((
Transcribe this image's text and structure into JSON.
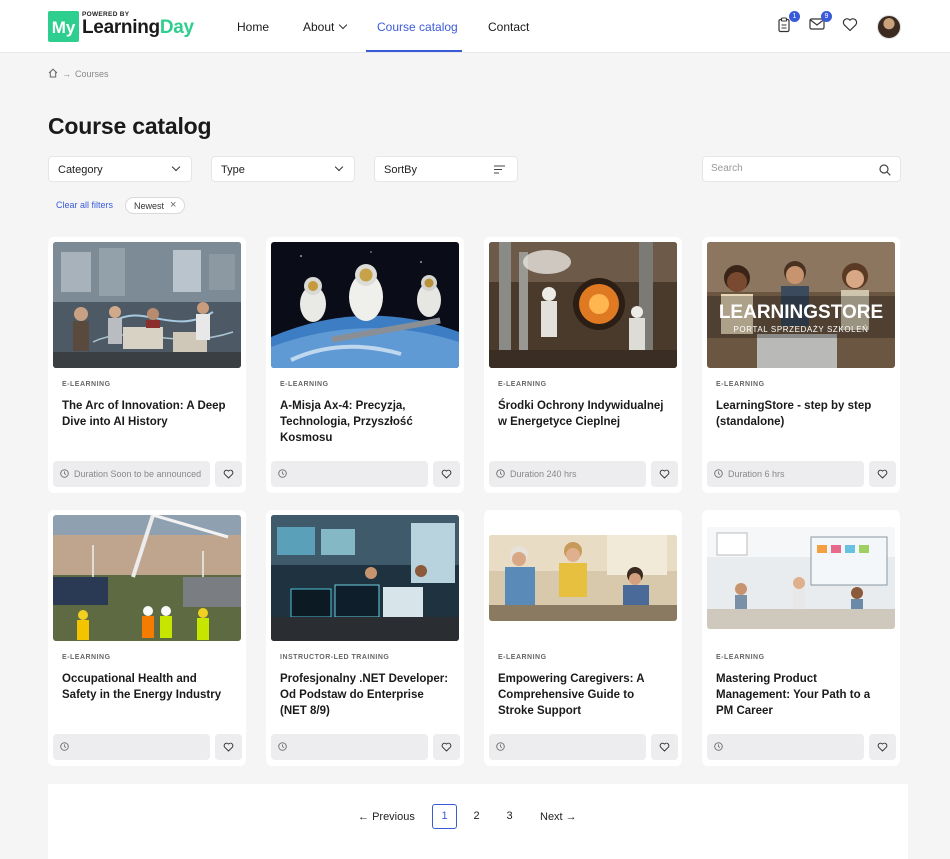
{
  "header": {
    "logo_prefix": "My",
    "logo_powered": "POWERED BY",
    "logo_name_a": "Learning",
    "logo_name_b": "Day",
    "nav": [
      "Home",
      "About",
      "Course catalog",
      "Contact"
    ],
    "active_nav": "Course catalog",
    "icons": [
      {
        "name": "clipboard-icon",
        "badge": "1"
      },
      {
        "name": "mail-icon",
        "badge": "9"
      },
      {
        "name": "heart-icon",
        "badge": ""
      }
    ]
  },
  "breadcrumb": {
    "home_icon": "home-icon",
    "separator": "→",
    "current": "Courses"
  },
  "page_title": "Course catalog",
  "filters": {
    "category": "Category",
    "type": "Type",
    "sort": "SortBy",
    "search_placeholder": "Search",
    "clear_all": "Clear all filters",
    "active_chip": "Newest"
  },
  "courses": [
    {
      "type": "E-LEARNING",
      "title": "The Arc of Innovation: A Deep Dive into AI History",
      "duration": "Duration Soon to be announced"
    },
    {
      "type": "E-LEARNING",
      "title": "A-Misja Ax-4: Precyzja, Technologia, Przyszłość Kosmosu",
      "duration": ""
    },
    {
      "type": "E-LEARNING",
      "title": "Środki Ochrony Indywidualnej w Energetyce Cieplnej",
      "duration": "Duration 240 hrs"
    },
    {
      "type": "E-LEARNING",
      "title": "LearningStore - step by step (standalone)",
      "duration": "Duration 6 hrs",
      "image_text": "LEARNINGSTORE",
      "image_subtext": "PORTAL SPRZEDAŻY SZKOLEŃ"
    },
    {
      "type": "E-LEARNING",
      "title": "Occupational Health and Safety in the Energy Industry",
      "duration": ""
    },
    {
      "type": "INSTRUCTOR-LED TRAINING",
      "title": "Profesjonalny .NET Developer: Od Podstaw do Enterprise (NET 8/9)",
      "duration": ""
    },
    {
      "type": "E-LEARNING",
      "title": "Empowering Caregivers: A Comprehensive Guide to Stroke Support",
      "duration": ""
    },
    {
      "type": "E-LEARNING",
      "title": "Mastering Product Management: Your Path to a PM Career",
      "duration": ""
    }
  ],
  "pagination": {
    "prev": "Previous",
    "next": "Next",
    "pages": [
      "1",
      "2",
      "3"
    ],
    "current": "1"
  },
  "colors": {
    "accent": "#3a5bd9",
    "brand": "#2ecf8e",
    "background": "#f5f5f6"
  }
}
))
> _YOUR TASK_
Find the string "filters" in the records, then copy each line where it occurs.

> _CORRECT RESPONSE_
  "filters": {
    "clear_all": "Clear all filters",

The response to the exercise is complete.